EXERCISE BRIEF: The records are to be restated in their entirety, word for word.
== DATA IN THIS EXERCISE ==
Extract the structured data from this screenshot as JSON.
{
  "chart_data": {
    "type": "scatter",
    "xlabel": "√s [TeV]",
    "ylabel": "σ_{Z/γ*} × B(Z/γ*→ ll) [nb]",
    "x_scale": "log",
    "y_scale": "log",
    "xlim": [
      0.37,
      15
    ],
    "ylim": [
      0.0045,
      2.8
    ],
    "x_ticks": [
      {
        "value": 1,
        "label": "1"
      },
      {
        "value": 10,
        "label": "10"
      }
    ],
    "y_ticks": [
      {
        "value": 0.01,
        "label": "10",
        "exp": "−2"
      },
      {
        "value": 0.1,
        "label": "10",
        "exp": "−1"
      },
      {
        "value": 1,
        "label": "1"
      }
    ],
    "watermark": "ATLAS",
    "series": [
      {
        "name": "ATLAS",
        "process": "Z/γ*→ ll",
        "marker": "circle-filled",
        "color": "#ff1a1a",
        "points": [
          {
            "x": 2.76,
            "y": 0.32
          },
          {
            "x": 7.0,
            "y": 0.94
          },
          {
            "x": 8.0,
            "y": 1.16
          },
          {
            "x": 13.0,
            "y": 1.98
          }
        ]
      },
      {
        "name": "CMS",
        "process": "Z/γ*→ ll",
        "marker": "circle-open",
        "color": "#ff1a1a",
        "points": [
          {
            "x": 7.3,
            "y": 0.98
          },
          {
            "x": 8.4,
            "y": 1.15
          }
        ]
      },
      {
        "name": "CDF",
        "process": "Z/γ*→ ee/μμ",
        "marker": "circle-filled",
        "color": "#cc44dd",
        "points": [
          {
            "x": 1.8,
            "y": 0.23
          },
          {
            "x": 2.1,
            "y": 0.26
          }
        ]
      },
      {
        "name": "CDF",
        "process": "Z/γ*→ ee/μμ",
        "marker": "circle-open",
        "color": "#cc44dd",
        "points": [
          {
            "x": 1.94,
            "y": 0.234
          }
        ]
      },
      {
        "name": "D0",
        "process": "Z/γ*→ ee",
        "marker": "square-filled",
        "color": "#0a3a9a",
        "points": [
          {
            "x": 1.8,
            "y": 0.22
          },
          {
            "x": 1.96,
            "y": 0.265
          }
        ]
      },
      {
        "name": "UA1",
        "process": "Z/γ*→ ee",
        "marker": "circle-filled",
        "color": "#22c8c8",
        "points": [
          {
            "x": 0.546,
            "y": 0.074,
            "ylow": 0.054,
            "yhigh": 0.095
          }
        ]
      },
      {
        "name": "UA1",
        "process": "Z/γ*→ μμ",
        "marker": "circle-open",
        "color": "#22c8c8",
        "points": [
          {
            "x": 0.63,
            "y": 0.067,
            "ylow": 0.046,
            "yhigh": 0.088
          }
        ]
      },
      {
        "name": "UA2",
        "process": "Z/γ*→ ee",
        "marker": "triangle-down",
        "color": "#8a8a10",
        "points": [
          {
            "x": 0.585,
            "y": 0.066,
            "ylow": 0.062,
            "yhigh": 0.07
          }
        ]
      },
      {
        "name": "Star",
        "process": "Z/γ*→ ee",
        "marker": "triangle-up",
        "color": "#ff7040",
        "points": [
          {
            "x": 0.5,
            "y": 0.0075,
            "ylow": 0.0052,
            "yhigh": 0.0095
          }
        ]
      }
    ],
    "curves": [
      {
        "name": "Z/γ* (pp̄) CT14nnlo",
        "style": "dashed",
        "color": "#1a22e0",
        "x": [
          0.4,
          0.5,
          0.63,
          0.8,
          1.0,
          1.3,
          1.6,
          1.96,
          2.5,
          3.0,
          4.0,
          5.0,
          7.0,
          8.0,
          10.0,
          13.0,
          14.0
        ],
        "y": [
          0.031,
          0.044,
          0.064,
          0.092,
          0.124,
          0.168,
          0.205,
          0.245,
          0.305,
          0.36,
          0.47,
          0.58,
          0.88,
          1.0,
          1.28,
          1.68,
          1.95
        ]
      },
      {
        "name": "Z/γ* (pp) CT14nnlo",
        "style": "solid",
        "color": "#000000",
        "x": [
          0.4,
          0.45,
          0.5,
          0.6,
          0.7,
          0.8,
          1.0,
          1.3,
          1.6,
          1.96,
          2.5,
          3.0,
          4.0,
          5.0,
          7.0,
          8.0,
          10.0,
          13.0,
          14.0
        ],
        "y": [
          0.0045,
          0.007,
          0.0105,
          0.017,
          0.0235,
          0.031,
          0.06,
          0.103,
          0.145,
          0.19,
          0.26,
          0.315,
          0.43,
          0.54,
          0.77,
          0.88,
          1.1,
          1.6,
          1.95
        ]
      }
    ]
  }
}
===
TASK OUTPUT:
Extract the structured data from this screenshot as JSON.
{
  "chart_data": {
    "type": "scatter",
    "xlabel": "√s [TeV]",
    "ylabel": "σ_{Z/γ*} × B(Z/γ*→ ll) [nb]",
    "x_scale": "log",
    "y_scale": "log",
    "xlim": [
      0.37,
      15
    ],
    "ylim": [
      0.0045,
      2.8
    ],
    "x_ticks": [
      {
        "value": 1,
        "label": "1"
      },
      {
        "value": 10,
        "label": "10"
      }
    ],
    "y_ticks": [
      {
        "value": 0.01,
        "label": "10",
        "exp": "−2"
      },
      {
        "value": 0.1,
        "label": "10",
        "exp": "−1"
      },
      {
        "value": 1,
        "label": "1"
      }
    ],
    "watermark": "ATLAS",
    "series": [
      {
        "name": "ATLAS",
        "process": "Z/γ*→ ll",
        "marker": "circle-filled",
        "color": "#ff1a1a",
        "points": [
          {
            "x": 2.76,
            "y": 0.32
          },
          {
            "x": 7.0,
            "y": 0.94
          },
          {
            "x": 8.0,
            "y": 1.16
          },
          {
            "x": 13.0,
            "y": 1.98
          }
        ]
      },
      {
        "name": "CMS",
        "process": "Z/γ*→ ll",
        "marker": "circle-open",
        "color": "#ff1a1a",
        "points": [
          {
            "x": 7.3,
            "y": 0.98
          },
          {
            "x": 8.4,
            "y": 1.15
          }
        ]
      },
      {
        "name": "CDF",
        "process": "Z/γ*→ ee/μμ",
        "marker": "circle-filled",
        "color": "#cc44dd",
        "points": [
          {
            "x": 1.8,
            "y": 0.23
          },
          {
            "x": 2.1,
            "y": 0.26
          }
        ]
      },
      {
        "name": "CDF",
        "process": "Z/γ*→ ee/μμ",
        "marker": "circle-open",
        "color": "#cc44dd",
        "points": [
          {
            "x": 1.94,
            "y": 0.234
          }
        ]
      },
      {
        "name": "D0",
        "process": "Z/γ*→ ee",
        "marker": "square-filled",
        "color": "#0a3a9a",
        "points": [
          {
            "x": 1.8,
            "y": 0.22
          },
          {
            "x": 1.96,
            "y": 0.265
          }
        ]
      },
      {
        "name": "UA1",
        "process": "Z/γ*→ ee",
        "marker": "circle-filled",
        "color": "#22c8c8",
        "points": [
          {
            "x": 0.546,
            "y": 0.074,
            "ylow": 0.054,
            "yhigh": 0.095
          }
        ]
      },
      {
        "name": "UA1",
        "process": "Z/γ*→ μμ",
        "marker": "circle-open",
        "color": "#22c8c8",
        "points": [
          {
            "x": 0.63,
            "y": 0.067,
            "ylow": 0.046,
            "yhigh": 0.088
          }
        ]
      },
      {
        "name": "UA2",
        "process": "Z/γ*→ ee",
        "marker": "triangle-down",
        "color": "#8a8a10",
        "points": [
          {
            "x": 0.585,
            "y": 0.066,
            "ylow": 0.062,
            "yhigh": 0.07
          }
        ]
      },
      {
        "name": "Star",
        "process": "Z/γ*→ ee",
        "marker": "triangle-up",
        "color": "#ff7040",
        "points": [
          {
            "x": 0.5,
            "y": 0.0075,
            "ylow": 0.0052,
            "yhigh": 0.0095
          }
        ]
      }
    ],
    "curves": [
      {
        "name": "Z/γ* (pp̄) CT14nnlo",
        "style": "dashed",
        "color": "#1a22e0",
        "x": [
          0.4,
          0.5,
          0.63,
          0.8,
          1.0,
          1.3,
          1.6,
          1.96,
          2.5,
          3.0,
          4.0,
          5.0,
          7.0,
          8.0,
          10.0,
          13.0,
          14.0
        ],
        "y": [
          0.031,
          0.044,
          0.064,
          0.092,
          0.124,
          0.168,
          0.205,
          0.245,
          0.305,
          0.36,
          0.47,
          0.58,
          0.88,
          1.0,
          1.28,
          1.68,
          1.95
        ]
      },
      {
        "name": "Z/γ* (pp) CT14nnlo",
        "style": "solid",
        "color": "#000000",
        "x": [
          0.4,
          0.45,
          0.5,
          0.6,
          0.7,
          0.8,
          1.0,
          1.3,
          1.6,
          1.96,
          2.5,
          3.0,
          4.0,
          5.0,
          7.0,
          8.0,
          10.0,
          13.0,
          14.0
        ],
        "y": [
          0.0045,
          0.007,
          0.0105,
          0.017,
          0.0235,
          0.031,
          0.06,
          0.103,
          0.145,
          0.19,
          0.26,
          0.315,
          0.43,
          0.54,
          0.77,
          0.88,
          1.1,
          1.6,
          1.95
        ]
      }
    ]
  }
}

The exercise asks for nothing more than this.